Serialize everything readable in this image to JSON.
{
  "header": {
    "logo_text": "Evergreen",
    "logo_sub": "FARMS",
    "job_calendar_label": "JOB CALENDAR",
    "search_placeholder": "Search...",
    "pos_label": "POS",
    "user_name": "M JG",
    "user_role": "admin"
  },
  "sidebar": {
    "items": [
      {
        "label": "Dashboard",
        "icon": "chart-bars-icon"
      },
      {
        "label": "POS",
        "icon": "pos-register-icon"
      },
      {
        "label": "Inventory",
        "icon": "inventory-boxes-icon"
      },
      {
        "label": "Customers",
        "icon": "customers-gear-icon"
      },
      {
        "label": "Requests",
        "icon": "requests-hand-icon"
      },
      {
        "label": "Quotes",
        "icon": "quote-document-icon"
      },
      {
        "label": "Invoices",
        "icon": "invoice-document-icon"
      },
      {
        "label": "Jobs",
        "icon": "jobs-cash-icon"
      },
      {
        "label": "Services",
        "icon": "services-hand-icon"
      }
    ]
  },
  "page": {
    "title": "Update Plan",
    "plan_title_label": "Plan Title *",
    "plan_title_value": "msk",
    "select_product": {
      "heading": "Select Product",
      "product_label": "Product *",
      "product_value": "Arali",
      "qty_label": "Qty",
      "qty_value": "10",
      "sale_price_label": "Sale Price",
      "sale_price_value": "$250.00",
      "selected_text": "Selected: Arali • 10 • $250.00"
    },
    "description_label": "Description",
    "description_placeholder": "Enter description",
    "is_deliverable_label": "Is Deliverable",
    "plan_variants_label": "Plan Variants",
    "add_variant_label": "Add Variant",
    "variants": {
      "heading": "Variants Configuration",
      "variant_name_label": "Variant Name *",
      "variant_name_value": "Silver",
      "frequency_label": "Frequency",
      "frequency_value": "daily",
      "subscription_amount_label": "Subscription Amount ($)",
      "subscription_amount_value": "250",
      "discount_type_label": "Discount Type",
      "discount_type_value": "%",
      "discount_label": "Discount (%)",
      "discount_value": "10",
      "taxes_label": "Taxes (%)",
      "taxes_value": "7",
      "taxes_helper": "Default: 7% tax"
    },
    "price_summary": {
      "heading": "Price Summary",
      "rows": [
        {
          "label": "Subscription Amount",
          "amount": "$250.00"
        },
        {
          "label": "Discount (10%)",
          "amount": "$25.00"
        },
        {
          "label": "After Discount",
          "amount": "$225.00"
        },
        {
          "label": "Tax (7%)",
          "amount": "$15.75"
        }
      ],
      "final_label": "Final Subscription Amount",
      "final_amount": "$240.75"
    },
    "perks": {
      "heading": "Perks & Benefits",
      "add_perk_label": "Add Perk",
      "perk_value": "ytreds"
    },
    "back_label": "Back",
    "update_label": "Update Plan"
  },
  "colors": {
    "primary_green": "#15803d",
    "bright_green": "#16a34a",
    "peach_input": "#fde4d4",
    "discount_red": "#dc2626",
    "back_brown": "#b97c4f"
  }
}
****
#### Directive:
Copy each line of the records containing the string "hand".

#### Solution:
        "icon": "requests-hand-icon"
        "icon": "services-hand-icon"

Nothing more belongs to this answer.